EXERCISE GOAL: Please find all lines in the data that hold the string "Gamma" and copy them.

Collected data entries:
--- --- ---

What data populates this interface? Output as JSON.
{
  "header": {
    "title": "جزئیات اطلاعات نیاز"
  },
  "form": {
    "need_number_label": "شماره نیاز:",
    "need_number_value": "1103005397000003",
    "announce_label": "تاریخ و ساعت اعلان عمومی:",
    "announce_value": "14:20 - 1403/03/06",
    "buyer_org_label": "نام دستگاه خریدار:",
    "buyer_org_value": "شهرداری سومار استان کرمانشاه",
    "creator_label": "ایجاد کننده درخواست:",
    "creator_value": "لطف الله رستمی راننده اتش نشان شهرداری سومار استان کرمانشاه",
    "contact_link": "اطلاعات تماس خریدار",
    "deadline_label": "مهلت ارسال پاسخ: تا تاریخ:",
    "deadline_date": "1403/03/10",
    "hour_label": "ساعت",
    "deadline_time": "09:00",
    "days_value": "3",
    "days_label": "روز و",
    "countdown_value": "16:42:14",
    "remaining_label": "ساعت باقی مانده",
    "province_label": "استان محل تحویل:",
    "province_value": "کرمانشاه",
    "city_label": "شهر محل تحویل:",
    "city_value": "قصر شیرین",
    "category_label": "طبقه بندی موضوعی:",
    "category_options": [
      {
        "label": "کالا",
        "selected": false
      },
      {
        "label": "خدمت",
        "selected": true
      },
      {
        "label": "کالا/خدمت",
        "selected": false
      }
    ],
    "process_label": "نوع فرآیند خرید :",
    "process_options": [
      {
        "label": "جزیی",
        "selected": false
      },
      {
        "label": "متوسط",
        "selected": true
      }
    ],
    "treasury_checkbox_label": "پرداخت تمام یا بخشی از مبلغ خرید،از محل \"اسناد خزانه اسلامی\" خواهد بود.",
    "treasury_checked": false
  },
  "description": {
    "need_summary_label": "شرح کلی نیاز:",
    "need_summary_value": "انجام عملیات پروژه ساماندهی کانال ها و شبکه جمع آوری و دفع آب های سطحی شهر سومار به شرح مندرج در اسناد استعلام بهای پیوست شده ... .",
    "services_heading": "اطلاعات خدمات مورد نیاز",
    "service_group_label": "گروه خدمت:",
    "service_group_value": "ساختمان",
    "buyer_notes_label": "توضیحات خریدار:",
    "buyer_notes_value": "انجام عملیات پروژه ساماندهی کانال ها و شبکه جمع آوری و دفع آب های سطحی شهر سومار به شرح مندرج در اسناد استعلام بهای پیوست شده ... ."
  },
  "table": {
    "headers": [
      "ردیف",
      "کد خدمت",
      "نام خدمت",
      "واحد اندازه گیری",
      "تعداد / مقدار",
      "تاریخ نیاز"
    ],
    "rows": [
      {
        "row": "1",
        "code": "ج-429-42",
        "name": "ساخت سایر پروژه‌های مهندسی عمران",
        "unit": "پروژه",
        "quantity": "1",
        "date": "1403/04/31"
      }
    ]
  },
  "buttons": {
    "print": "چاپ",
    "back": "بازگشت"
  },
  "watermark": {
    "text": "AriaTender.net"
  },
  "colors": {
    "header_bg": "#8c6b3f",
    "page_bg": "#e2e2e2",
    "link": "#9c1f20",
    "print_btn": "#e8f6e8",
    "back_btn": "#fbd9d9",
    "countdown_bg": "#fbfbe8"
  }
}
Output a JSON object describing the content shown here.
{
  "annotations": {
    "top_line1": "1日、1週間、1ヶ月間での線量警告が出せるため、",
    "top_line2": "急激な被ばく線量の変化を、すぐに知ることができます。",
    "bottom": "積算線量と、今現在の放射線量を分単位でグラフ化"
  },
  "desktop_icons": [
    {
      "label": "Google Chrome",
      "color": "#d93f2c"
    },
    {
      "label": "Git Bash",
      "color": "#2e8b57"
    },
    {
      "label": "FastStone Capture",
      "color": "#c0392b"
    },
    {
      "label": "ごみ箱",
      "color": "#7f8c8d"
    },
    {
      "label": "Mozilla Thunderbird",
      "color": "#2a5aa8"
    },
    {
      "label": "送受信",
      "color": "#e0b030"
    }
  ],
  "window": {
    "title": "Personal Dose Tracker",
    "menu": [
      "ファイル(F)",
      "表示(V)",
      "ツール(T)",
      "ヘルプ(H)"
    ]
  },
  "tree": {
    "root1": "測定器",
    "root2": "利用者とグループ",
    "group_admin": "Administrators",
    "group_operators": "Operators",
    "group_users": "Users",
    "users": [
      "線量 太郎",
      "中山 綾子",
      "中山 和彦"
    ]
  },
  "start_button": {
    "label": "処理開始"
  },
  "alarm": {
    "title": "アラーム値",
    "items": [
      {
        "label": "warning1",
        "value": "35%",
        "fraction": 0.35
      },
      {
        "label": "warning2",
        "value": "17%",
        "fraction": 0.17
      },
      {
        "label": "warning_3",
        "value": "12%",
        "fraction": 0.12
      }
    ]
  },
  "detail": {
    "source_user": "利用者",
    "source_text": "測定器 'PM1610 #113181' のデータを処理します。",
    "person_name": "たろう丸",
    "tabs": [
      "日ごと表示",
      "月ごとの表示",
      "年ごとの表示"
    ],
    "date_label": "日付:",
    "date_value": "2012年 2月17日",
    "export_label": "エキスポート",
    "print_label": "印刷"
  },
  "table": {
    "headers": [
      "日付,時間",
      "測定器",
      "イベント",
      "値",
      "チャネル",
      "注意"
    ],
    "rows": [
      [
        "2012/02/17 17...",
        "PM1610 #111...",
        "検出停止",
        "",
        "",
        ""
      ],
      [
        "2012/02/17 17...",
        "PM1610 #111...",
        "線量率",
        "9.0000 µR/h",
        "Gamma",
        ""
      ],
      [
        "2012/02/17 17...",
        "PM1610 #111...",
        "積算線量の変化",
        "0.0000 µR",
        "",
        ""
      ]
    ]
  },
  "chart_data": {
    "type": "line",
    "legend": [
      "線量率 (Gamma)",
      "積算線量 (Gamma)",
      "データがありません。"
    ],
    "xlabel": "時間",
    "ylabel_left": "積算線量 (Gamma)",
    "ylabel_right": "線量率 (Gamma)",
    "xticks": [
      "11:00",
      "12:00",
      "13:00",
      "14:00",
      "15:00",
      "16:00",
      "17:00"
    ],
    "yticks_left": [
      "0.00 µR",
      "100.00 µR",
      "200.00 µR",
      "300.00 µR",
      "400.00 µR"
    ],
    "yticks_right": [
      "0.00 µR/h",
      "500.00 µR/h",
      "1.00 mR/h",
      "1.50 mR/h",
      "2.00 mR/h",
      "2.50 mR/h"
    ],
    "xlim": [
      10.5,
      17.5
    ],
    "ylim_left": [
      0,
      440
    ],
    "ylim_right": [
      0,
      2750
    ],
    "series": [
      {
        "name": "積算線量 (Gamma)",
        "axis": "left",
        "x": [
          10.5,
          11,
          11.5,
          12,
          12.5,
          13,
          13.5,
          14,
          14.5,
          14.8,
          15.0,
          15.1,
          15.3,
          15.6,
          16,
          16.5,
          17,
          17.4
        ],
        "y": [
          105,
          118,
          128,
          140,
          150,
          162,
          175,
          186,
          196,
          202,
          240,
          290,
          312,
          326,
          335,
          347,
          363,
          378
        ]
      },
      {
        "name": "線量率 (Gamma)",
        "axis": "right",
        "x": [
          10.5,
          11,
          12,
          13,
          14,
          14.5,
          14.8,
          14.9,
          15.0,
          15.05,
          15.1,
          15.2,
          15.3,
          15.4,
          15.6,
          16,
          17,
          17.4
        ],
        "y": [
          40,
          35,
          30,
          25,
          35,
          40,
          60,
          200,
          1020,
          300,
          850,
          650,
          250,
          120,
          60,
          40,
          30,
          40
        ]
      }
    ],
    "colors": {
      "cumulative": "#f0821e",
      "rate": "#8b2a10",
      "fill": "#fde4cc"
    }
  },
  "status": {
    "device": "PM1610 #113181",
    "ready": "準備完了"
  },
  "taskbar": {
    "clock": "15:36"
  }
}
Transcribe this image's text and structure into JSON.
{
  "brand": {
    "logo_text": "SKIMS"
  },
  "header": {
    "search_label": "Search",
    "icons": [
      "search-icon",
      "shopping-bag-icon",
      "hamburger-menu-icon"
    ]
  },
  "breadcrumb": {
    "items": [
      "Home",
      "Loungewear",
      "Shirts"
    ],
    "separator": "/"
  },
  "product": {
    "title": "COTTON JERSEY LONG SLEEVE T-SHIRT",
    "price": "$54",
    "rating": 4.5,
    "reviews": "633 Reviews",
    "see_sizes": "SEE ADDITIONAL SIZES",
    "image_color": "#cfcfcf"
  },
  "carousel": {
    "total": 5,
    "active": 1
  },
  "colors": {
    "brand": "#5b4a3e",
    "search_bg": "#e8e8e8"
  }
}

--- --- ---

FINISHED ANSWER:
        "Gamma",
      "線量率 (Gamma)",
      "積算線量 (Gamma)",
    "ylabel_left": "積算線量 (Gamma)",
    "ylabel_right": "線量率 (Gamma)",
        "name": "積算線量 (Gamma)",
        "name": "線量率 (Gamma)",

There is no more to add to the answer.